Exercise:
Count the lines below that contain the word "организациях", and reply with that number alone.

[Collection entries]
_ _ _ _ _ _ _
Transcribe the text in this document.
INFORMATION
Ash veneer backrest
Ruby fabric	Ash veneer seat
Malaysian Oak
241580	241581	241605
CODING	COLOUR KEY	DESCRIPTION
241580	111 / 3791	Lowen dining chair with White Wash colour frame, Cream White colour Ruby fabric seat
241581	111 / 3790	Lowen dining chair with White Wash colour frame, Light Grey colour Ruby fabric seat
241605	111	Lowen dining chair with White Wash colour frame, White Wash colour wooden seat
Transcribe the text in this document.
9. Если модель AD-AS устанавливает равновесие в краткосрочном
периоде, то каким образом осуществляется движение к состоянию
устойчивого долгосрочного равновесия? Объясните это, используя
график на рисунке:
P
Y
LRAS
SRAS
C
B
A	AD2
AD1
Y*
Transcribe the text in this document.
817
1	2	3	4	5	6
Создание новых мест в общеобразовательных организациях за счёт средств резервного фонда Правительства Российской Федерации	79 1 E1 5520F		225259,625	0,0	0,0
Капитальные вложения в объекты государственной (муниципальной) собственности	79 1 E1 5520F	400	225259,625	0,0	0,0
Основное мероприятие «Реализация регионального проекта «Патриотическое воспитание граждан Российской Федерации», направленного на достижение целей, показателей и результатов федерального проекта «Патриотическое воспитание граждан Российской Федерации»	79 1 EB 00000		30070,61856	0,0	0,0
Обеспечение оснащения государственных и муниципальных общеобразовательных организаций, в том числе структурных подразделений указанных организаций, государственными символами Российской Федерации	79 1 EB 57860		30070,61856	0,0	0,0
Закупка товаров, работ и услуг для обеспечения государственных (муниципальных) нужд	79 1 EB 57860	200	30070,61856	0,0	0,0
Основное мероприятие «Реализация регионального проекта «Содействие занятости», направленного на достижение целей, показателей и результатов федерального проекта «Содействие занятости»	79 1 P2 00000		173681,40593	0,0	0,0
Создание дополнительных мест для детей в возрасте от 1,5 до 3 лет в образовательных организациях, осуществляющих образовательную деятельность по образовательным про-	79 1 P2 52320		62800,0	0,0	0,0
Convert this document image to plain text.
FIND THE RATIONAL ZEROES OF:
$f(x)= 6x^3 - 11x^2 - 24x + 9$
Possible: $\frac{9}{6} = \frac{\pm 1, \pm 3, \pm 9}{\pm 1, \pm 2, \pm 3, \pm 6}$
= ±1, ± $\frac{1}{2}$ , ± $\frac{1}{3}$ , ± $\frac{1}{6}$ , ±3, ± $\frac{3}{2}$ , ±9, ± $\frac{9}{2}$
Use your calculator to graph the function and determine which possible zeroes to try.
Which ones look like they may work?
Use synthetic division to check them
_ _ _ _ _ _ _
Answer to this task:
2